Tudo somado, é possível concluir que, nos casos em que o próprio legislador pode (sem ofender a Constituição) estabelecer por via legislativa solução idêntica àquela que resultava da interpretação ou integração inconstitucional da lei realizada pelo tribunal a quo, o Tribunal Constitucional não pode conhecer do recurso.
É para a transcrita fundamentação lógica - válida necessariamente, tanto para as formas não admissíveis de interpretação extensiva, como para a interpretação analógica - que ora se remete, assim se confirmando a jurisprudência deste Tribunal seguida entre 1994 e 1998 e vertida nos arestos anteriormente citados.
Com efeito, o recorrente não questiona que o conteúdo da norma, com a interpretação adoptada, seja compatível com o texto constitucional – nomeadamente, não questiona que a norma em causa pudesse proceder, por opção expressa do legislador, à referida incriminação quando ocorresse apenas reserva mental de incumprimento. O que vem questionado pelo recorrente nos presentes autos é tão-só que o julgador possa alcançar esse mesmo conteúdo normativo através de um processo interpretativo, já que, ao fazê-lo através de uma forma desrespeitadora dos limites fixados à interpretação da lei criminal, viola necessariamente o princípio da legalidade penal. Ou seja, não se questiona que o comportamento do recorrente possa ser objecto de uma incriminação, apenas se questiona se ele preenche efectivamente o tipo legal do crime de burla.
Conclui-se, assim, inequivocamente, que o que vem impugnado pelo recorrente não é a norma, em si mesma considerada, mas antes, a decisão judicial que a aplicou, por via de um processo interpretativo constitucionalmente proibido.
Ora, tal questão – por não respeitar a uma inconstitucionalidade normativa, mas antes a uma inconstitucionalidade da própria decisão judicial - excede os poderes de cognição do Tribunal Constitucional, uma vez que, entre nós, não se encontra consagrado o denominado recurso de amparo, designadamente na modalidade do amparo contra decisões jurisdicionais directamente violadoras da Constituição.

- [INSTRUÇÃO ESCRITA 1] Podes transcrever sem qualquer alteração as linhas de dados abaixo, desde a primeira até à que contém "legend-entry: RTS-6.19 [Moving Average] [371, 509, 506, 521]", incluindo ambas?
- [INSTRUÇÃO ESCRITA 2] Escreve a continuação do excerto acima, sobre os limites do recurso para o Tribunal Constitucional, a partir da sua última frase.

- [DADOS DE ENTRADA]
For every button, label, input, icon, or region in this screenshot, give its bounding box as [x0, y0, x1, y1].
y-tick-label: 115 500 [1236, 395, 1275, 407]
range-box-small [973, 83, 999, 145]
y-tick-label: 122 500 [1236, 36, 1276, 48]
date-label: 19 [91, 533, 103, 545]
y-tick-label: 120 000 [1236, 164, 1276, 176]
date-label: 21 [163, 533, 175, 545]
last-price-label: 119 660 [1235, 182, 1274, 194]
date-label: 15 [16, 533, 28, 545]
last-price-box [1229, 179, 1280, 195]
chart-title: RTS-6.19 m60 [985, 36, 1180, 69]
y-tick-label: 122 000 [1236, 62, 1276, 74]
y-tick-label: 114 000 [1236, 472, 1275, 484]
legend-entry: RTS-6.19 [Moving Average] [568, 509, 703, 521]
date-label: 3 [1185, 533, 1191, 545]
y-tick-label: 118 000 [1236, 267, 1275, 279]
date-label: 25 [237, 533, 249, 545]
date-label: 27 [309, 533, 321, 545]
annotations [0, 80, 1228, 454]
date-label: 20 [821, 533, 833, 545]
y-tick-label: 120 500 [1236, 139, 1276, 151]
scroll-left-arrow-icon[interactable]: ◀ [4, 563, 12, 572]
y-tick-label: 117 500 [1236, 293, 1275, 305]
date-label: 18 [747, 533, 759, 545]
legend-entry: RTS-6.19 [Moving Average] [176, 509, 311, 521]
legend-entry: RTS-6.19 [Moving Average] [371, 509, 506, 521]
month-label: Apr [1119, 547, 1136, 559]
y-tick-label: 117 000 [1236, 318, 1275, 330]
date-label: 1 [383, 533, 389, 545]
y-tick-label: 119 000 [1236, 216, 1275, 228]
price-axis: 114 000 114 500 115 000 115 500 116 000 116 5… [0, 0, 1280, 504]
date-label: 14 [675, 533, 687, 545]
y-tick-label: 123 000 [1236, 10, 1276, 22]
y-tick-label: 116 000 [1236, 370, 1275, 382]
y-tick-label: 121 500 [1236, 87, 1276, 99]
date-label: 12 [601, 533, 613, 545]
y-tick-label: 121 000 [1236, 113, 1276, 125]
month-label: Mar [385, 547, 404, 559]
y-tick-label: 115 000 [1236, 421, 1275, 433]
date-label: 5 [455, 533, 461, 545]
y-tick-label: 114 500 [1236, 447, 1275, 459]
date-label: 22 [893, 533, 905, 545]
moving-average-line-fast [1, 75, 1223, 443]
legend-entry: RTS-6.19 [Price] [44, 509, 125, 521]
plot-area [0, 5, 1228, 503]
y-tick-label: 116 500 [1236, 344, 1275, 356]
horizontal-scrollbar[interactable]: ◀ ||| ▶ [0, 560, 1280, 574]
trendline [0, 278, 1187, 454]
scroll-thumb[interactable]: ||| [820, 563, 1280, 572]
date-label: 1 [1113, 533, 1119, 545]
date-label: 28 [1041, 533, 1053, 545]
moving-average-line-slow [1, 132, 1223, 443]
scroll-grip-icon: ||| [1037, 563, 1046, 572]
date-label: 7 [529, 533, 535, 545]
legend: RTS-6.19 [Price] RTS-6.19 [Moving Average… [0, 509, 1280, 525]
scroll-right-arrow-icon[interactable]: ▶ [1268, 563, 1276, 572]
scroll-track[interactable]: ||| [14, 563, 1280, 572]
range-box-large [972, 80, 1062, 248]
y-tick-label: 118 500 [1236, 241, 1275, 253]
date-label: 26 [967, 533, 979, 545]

- [RESULTADO ESPERADO 1]
For every button, label, input, icon, or region in this screenshot, give its bounding box as [x0, y0, x1, y1].
y-tick-label: 115 500 [1236, 395, 1275, 407]
range-box-small [973, 83, 999, 145]
y-tick-label: 122 500 [1236, 36, 1276, 48]
date-label: 19 [91, 533, 103, 545]
y-tick-label: 120 000 [1236, 164, 1276, 176]
date-label: 21 [163, 533, 175, 545]
last-price-label: 119 660 [1235, 182, 1274, 194]
date-label: 15 [16, 533, 28, 545]
last-price-box [1229, 179, 1280, 195]
chart-title: RTS-6.19 m60 [985, 36, 1180, 69]
y-tick-label: 122 000 [1236, 62, 1276, 74]
y-tick-label: 114 000 [1236, 472, 1275, 484]
legend-entry: RTS-6.19 [Moving Average] [568, 509, 703, 521]
date-label: 3 [1185, 533, 1191, 545]
y-tick-label: 118 000 [1236, 267, 1275, 279]
date-label: 25 [237, 533, 249, 545]
date-label: 27 [309, 533, 321, 545]
annotations [0, 80, 1228, 454]
date-label: 20 [821, 533, 833, 545]
y-tick-label: 120 500 [1236, 139, 1276, 151]
scroll-left-arrow-icon[interactable]: ◀ [4, 563, 12, 572]
y-tick-label: 117 500 [1236, 293, 1275, 305]
date-label: 18 [747, 533, 759, 545]
legend-entry: RTS-6.19 [Moving Average] [176, 509, 311, 521]
legend-entry: RTS-6.19 [Moving Average] [371, 509, 506, 521]

- [RESULTADO ESPERADO 2]
De todo o modo, mesmo que se entendesse que este Tribunal ainda era competente para conhecer das questões de inconstitucionalidade resultantes do facto de se ter procedido a uma constitucionalmente vedada integração analógica ou a uma «operação equivalente», designadamente a uma interpretação «baseada em raciocínios analógicos» (cfr. declaração de voto do Consº Sousa e Brito ao citado Acórdão nº 634/94, bem como o já mencionado Acórdão nº 205/99), o que sempre se terá por excluído é que o Tribunal Constitucional possa sindicar eventuais interpretações tidas por erróneas, efectuadas pelos tribunais comuns, com fundamento em violação do princípio da legalidade.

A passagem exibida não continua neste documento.